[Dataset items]

▽

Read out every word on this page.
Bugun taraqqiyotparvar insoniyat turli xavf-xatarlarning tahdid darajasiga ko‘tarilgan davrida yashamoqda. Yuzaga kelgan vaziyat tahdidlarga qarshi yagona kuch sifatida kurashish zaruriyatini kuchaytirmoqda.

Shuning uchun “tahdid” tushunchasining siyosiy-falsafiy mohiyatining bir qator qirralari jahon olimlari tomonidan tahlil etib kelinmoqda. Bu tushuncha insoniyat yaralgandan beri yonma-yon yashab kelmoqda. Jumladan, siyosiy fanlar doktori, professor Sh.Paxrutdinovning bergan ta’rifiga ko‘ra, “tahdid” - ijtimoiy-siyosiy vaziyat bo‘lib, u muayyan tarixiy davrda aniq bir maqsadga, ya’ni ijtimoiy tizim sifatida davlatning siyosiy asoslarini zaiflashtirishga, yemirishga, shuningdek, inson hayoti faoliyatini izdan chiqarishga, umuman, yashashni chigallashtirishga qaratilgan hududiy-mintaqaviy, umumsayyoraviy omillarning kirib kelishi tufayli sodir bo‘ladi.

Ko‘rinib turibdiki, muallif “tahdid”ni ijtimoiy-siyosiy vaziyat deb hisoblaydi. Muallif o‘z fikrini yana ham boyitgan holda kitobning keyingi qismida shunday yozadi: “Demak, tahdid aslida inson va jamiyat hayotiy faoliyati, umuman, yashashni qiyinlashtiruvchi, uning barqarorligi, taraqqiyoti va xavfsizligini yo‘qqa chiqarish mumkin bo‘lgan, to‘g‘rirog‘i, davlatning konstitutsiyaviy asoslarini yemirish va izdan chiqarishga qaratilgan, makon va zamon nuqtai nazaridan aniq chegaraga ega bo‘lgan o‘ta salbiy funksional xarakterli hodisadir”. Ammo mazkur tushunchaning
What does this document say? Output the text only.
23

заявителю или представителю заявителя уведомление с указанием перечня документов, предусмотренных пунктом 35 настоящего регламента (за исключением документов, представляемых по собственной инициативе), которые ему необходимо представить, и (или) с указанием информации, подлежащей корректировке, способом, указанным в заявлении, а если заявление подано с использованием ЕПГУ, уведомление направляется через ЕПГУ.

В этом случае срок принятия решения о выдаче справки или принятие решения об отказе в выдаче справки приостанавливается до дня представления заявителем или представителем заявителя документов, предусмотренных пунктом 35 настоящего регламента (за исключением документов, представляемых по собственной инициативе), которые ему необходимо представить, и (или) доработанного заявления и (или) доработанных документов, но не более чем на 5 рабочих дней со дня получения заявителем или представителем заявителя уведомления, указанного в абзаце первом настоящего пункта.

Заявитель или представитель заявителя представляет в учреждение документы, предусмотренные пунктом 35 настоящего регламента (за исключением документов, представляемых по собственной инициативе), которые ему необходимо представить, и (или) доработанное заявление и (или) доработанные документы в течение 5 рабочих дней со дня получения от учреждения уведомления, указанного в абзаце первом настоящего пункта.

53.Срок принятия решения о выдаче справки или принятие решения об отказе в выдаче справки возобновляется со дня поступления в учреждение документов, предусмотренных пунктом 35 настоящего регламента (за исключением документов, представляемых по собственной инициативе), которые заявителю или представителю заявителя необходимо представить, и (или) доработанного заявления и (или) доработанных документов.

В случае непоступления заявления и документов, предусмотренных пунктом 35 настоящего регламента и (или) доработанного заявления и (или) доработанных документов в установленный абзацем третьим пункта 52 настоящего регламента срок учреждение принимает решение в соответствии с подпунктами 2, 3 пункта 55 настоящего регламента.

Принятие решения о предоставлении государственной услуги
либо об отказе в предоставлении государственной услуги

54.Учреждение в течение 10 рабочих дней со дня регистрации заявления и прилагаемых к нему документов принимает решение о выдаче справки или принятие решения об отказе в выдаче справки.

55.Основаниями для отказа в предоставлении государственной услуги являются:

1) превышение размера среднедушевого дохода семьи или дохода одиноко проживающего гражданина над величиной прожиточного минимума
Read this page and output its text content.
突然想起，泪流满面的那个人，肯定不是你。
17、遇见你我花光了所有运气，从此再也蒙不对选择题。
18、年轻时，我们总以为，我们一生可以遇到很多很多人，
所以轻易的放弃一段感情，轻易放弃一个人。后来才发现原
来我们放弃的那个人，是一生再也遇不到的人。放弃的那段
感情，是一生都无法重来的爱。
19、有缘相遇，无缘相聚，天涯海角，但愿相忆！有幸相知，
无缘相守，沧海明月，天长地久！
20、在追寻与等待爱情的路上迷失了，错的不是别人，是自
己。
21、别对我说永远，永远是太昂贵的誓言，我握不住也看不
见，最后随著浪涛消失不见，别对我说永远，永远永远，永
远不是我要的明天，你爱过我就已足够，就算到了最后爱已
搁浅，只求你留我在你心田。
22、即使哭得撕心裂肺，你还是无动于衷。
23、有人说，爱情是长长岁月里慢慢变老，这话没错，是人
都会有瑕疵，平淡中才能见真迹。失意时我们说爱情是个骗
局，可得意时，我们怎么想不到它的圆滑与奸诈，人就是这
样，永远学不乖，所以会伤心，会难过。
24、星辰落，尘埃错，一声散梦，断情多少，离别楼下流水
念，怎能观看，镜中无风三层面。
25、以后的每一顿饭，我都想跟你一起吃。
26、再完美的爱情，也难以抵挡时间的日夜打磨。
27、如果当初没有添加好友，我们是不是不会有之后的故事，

△

*Set task*
Read the lines above. Gather those in which the string "пункта" is found.

*Response to the exercise*
В этом случае срок принятия решения о выдаче справки или принятие решения об отказе в выдаче справки приостанавливается до дня представления заявителем или представителем заявителя документов, предусмотренных пунктом 35 настоящего регламента (за исключением документов, представляемых по собственной инициативе), которые ему необходимо представить, и (или) доработанного заявления и (или) доработанных документов, но не более чем на 5 рабочих дней со дня получения заявителем или представителем заявителя уведомления, указанного в абзаце первом настоящего пункта.
Заявитель или представитель заявителя представляет в учреждение документы, предусмотренные пунктом 35 настоящего регламента (за исключением документов, представляемых по собственной инициативе), которые ему необходимо представить, и (или) доработанное заявление и (или) доработанные документы в течение 5 рабочих дней со дня получения от учреждения уведомления, указанного в абзаце первом настоящего пункта.
В случае непоступления заявления и документов, предусмотренных пунктом 35 настоящего регламента и (или) доработанного заявления и (или) доработанных документов в установленный абзацем третьим пункта 52 настоящего регламента срок учреждение принимает решение в соответствии с подпунктами 2, 3 пункта 55 настоящего регламента.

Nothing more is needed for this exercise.